Stored items from a collection:
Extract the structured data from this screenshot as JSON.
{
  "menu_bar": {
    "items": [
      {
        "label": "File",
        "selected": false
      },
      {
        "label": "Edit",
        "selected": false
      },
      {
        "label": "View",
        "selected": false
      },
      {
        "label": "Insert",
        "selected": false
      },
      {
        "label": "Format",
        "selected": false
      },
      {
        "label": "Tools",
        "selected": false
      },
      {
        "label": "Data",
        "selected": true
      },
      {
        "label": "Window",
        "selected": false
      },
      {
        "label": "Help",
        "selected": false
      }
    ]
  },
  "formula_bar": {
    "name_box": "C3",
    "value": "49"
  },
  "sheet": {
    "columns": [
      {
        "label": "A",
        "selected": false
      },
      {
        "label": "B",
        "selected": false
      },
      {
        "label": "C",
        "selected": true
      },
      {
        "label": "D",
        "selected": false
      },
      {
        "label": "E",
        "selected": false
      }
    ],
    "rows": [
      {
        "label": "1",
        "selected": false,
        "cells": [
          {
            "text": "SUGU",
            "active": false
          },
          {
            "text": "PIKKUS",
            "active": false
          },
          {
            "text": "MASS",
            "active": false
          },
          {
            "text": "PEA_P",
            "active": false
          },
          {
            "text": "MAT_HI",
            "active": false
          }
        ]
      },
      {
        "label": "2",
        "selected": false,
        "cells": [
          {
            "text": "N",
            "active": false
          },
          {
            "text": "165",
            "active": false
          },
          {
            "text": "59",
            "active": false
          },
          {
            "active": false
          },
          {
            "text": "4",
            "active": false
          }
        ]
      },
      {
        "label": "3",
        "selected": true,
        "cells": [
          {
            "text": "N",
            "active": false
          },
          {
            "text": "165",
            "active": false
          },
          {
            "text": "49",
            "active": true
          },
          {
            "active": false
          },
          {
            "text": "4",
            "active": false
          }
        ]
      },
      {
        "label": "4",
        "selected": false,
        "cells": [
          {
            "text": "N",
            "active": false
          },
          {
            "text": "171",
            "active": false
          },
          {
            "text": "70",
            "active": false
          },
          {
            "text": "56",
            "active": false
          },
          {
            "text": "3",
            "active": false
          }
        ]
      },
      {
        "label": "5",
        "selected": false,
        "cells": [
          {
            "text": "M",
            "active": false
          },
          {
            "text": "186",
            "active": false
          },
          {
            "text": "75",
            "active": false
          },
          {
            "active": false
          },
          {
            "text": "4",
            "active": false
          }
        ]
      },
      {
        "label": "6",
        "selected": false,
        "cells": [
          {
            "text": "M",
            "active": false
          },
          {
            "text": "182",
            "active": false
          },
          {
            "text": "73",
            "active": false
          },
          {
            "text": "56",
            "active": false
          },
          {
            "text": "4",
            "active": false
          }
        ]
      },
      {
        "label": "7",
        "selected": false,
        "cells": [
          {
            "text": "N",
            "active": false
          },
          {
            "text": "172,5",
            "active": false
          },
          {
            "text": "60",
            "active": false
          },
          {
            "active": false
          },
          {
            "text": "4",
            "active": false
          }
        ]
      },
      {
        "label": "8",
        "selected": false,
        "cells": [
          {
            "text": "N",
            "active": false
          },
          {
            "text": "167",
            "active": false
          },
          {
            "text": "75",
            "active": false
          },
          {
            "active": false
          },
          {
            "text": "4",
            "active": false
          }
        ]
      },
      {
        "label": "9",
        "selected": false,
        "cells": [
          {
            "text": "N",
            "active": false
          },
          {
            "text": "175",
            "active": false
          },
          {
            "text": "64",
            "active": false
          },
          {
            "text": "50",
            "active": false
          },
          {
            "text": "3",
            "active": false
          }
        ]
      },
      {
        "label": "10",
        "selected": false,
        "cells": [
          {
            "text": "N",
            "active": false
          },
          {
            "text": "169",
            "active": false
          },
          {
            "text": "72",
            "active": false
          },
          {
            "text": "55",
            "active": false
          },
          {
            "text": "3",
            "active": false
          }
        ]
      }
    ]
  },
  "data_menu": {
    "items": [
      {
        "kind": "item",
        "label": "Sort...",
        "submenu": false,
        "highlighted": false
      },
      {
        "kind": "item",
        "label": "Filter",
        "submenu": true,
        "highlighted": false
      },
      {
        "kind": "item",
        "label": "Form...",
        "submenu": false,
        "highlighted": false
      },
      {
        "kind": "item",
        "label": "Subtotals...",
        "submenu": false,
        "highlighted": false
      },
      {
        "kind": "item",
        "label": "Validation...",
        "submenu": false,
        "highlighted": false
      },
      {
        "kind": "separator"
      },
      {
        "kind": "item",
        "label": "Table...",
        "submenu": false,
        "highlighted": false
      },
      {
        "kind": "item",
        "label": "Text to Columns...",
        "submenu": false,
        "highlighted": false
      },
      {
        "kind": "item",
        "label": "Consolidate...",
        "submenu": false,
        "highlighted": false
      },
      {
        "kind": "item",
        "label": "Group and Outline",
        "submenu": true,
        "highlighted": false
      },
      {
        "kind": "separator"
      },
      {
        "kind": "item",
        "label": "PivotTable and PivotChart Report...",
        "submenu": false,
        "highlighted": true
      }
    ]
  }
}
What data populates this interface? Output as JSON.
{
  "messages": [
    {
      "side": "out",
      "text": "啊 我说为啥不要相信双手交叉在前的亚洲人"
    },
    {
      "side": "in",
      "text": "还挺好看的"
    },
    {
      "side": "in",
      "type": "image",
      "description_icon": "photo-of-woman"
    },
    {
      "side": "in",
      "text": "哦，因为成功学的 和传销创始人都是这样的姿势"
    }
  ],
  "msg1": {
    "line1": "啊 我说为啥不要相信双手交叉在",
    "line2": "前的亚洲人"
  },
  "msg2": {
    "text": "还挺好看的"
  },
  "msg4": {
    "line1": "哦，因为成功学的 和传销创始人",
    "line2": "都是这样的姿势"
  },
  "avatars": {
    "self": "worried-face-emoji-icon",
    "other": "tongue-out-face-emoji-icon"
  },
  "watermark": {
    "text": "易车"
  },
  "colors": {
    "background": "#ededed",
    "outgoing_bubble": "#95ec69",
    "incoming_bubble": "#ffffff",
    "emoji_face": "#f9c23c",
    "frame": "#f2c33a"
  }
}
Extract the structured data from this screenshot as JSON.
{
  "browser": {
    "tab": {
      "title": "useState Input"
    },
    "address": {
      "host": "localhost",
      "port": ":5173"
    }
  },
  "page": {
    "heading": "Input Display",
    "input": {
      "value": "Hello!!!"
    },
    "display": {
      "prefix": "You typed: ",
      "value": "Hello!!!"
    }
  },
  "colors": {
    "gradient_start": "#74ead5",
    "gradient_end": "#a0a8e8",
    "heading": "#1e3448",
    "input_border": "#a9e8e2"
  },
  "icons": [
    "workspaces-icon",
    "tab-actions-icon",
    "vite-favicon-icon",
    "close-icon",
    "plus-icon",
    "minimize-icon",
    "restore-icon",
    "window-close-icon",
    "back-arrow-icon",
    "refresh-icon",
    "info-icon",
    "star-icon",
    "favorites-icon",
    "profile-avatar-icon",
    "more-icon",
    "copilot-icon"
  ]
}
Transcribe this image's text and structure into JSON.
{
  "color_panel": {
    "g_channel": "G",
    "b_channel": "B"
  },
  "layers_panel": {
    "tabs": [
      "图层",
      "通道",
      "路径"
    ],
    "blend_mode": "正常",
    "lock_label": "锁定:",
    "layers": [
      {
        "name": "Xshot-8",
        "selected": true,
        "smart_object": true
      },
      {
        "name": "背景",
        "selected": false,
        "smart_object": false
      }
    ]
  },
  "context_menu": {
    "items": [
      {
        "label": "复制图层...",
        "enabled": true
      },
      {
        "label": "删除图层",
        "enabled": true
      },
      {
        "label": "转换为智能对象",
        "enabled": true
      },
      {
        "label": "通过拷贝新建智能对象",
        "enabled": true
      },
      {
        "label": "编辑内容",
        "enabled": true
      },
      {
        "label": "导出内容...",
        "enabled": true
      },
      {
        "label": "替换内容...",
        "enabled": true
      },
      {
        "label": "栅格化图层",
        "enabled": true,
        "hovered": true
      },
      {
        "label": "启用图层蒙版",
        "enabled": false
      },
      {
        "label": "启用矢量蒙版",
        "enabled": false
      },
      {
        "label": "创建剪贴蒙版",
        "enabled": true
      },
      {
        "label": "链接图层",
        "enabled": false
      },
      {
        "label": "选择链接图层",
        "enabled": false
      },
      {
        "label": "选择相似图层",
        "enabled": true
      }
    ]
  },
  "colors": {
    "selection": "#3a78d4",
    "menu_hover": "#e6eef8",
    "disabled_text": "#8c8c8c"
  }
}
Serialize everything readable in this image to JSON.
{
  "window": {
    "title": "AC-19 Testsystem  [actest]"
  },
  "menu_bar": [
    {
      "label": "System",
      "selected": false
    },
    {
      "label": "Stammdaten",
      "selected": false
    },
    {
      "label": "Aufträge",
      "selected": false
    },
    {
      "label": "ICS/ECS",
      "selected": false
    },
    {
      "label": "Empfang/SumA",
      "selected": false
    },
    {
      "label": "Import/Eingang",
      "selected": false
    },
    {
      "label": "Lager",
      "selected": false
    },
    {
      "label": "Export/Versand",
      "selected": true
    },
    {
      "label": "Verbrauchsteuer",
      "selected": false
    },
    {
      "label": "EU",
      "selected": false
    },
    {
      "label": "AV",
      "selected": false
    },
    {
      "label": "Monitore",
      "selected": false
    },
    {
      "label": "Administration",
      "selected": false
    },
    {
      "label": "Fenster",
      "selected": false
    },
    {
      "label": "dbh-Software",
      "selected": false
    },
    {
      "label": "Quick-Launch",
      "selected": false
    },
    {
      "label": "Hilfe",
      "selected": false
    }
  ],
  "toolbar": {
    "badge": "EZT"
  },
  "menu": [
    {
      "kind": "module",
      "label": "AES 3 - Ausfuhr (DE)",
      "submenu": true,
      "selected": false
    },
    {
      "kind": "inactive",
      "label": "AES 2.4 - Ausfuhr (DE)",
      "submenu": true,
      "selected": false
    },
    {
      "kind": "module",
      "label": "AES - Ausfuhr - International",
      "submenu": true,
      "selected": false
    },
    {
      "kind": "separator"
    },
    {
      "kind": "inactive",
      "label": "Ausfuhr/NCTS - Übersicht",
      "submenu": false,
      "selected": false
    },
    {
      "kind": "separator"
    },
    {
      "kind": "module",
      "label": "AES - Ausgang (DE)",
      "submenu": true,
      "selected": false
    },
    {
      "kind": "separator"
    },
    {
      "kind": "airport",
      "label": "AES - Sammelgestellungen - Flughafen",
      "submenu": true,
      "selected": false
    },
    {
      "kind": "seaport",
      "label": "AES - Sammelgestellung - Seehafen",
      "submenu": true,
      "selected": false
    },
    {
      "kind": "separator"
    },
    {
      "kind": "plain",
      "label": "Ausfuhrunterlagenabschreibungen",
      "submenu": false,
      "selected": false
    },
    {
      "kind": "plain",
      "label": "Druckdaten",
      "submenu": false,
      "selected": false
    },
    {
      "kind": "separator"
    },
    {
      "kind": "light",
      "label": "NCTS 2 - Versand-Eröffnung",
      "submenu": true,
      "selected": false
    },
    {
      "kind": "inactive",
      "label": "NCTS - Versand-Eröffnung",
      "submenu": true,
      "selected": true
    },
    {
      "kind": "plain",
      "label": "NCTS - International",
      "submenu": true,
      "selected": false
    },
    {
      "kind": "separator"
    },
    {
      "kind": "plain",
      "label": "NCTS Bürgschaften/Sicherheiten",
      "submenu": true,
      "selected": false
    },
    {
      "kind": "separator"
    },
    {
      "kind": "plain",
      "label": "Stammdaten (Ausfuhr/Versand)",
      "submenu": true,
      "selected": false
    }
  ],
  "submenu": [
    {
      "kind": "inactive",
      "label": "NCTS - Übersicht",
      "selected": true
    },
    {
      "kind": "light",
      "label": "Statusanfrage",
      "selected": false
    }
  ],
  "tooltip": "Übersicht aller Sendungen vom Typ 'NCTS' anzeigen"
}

GOAL: Give every line of the material that includes the string "Stammdaten".

ANSWER FOR THE TASK:
      "label": "Stammdaten",
      "label": "Stammdaten (Ausfuhr/Versand)",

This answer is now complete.